* _PROBLEM TO WORK ON_
Wherever the string "Daily" occurs in a line of these records, report that line.

* _SUPPLIED MATERIAL_
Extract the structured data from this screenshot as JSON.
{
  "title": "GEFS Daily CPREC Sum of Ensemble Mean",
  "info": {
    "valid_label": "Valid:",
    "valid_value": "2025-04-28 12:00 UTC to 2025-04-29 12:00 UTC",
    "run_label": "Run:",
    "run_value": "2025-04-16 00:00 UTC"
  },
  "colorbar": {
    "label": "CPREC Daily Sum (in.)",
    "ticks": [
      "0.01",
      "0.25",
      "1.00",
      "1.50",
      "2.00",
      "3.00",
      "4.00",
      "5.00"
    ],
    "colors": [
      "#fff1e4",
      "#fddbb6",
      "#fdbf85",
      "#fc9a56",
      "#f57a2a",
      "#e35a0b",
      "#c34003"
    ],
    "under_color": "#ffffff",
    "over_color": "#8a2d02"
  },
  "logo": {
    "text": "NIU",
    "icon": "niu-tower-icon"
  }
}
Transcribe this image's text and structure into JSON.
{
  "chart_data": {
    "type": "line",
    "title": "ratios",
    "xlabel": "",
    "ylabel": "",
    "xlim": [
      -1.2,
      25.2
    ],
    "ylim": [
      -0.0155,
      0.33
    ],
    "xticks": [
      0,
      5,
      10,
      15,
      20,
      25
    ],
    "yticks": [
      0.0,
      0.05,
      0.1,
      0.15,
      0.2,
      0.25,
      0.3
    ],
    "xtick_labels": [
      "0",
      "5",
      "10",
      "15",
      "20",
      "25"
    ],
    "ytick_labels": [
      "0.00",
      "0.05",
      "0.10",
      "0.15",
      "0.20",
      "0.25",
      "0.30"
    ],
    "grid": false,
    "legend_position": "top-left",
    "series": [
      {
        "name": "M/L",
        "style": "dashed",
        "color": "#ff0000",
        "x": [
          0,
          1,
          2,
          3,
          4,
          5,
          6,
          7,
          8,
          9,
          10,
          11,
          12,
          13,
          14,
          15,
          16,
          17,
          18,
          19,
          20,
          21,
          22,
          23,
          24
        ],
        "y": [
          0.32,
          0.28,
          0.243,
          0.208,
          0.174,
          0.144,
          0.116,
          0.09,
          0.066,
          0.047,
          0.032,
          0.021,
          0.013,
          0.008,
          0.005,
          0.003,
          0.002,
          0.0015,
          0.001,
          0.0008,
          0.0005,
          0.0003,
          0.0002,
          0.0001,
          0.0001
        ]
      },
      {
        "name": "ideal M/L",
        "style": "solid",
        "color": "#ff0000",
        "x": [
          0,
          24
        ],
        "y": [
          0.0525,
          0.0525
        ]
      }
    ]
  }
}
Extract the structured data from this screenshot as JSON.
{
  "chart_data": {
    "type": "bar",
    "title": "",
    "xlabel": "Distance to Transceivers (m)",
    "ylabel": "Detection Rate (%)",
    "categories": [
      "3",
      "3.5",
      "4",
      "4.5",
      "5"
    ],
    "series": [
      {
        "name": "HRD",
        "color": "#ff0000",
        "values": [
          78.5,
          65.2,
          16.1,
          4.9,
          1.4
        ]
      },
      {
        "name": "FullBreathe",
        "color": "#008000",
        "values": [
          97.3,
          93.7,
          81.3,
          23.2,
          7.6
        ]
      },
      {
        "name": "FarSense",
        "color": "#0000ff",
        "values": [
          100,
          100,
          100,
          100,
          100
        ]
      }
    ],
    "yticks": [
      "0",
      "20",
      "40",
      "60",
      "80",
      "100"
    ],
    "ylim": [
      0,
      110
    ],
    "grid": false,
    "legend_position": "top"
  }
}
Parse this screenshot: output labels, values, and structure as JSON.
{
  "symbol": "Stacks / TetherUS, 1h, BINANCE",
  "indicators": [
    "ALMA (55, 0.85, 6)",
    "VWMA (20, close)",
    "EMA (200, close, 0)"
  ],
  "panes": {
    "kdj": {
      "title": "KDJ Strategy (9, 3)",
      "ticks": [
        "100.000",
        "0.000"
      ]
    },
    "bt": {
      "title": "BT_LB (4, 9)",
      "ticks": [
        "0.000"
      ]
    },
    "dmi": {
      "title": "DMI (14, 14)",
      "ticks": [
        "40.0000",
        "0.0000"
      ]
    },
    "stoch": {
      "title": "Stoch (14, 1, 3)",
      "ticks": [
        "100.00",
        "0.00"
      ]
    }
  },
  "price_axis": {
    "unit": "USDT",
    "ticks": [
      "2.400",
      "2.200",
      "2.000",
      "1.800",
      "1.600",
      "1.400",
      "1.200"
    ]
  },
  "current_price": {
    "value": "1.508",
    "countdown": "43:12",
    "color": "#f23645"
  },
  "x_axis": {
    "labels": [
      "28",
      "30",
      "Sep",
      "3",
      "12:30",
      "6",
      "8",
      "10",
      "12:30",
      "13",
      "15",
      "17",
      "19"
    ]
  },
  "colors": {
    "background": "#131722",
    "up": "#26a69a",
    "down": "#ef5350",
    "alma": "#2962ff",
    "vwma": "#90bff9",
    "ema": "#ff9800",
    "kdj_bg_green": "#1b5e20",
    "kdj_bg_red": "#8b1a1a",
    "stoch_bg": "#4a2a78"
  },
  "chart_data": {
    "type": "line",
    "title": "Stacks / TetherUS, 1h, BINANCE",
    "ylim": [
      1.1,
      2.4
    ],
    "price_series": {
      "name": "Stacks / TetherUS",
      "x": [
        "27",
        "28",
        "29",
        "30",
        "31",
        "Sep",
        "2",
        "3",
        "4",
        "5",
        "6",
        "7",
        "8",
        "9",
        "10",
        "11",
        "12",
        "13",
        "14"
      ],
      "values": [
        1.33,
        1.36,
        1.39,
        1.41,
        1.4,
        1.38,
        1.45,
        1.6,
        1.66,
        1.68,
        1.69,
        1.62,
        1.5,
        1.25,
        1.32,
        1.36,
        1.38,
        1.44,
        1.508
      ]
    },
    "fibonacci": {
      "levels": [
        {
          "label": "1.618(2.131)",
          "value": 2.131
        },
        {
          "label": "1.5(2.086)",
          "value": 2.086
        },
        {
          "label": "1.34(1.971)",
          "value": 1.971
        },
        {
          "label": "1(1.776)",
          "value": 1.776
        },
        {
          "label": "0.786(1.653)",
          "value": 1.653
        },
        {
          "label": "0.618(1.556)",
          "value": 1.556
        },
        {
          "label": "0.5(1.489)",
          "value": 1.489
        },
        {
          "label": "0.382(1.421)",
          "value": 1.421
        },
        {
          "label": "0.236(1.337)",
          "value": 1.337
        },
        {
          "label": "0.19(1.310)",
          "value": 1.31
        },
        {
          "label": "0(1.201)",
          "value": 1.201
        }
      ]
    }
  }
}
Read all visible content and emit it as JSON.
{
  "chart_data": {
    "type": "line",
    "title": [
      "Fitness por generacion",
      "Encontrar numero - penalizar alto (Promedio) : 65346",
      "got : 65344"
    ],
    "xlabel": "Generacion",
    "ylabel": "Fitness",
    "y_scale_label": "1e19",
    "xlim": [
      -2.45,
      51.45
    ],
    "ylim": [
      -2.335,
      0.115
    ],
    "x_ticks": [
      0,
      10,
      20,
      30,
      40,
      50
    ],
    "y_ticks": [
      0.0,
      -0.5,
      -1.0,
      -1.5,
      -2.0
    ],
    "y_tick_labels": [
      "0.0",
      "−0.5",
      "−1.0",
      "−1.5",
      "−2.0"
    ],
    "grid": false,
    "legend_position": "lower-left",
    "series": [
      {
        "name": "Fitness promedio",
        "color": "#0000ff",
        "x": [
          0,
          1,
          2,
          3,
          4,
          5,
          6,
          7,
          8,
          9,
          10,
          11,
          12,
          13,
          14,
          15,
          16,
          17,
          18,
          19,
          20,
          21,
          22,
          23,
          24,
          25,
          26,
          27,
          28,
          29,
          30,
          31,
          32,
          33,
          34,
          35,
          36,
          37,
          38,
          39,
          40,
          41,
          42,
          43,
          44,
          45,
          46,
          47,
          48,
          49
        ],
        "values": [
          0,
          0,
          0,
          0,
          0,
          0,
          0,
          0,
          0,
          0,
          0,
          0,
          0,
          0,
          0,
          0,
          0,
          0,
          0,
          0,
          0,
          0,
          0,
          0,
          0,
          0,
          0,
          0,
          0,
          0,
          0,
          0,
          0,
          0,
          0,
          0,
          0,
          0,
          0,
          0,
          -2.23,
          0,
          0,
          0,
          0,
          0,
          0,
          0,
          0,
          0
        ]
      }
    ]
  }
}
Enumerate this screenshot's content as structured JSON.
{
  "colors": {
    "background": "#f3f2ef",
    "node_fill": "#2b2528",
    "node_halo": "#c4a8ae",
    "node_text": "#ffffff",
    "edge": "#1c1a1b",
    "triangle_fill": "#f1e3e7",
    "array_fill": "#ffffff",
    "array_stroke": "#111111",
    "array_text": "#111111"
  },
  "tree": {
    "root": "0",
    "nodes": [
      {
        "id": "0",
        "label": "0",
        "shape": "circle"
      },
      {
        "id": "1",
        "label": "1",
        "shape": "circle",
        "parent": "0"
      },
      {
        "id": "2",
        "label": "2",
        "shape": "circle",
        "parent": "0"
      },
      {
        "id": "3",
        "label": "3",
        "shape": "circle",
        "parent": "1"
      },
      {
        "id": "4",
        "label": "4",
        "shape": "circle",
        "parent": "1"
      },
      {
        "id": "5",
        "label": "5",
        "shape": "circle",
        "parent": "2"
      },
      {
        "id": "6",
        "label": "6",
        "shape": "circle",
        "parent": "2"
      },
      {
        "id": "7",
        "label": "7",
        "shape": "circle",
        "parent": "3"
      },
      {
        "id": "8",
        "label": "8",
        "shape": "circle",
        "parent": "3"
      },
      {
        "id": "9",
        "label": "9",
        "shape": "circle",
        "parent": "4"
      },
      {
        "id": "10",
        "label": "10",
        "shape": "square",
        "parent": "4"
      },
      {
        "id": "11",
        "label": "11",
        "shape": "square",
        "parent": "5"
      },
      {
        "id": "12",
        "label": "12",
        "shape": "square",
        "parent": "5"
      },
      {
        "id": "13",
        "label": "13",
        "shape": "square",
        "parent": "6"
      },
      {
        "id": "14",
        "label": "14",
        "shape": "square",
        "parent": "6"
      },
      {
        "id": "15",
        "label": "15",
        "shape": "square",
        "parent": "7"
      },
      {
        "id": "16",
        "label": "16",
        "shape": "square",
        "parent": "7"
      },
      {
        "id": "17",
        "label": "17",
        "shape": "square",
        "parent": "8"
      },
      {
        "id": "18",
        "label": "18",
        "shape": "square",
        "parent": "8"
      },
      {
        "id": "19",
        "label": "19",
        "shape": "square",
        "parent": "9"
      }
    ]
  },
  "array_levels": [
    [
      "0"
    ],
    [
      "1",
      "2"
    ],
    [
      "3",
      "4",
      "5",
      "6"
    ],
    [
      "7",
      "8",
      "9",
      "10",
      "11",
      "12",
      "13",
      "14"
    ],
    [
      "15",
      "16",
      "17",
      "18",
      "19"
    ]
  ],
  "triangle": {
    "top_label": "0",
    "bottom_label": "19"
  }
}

* _FULL RESPONSE_
  "title": "GEFS Daily CPREC Sum of Ensemble Mean",
    "label": "CPREC Daily Sum (in.)",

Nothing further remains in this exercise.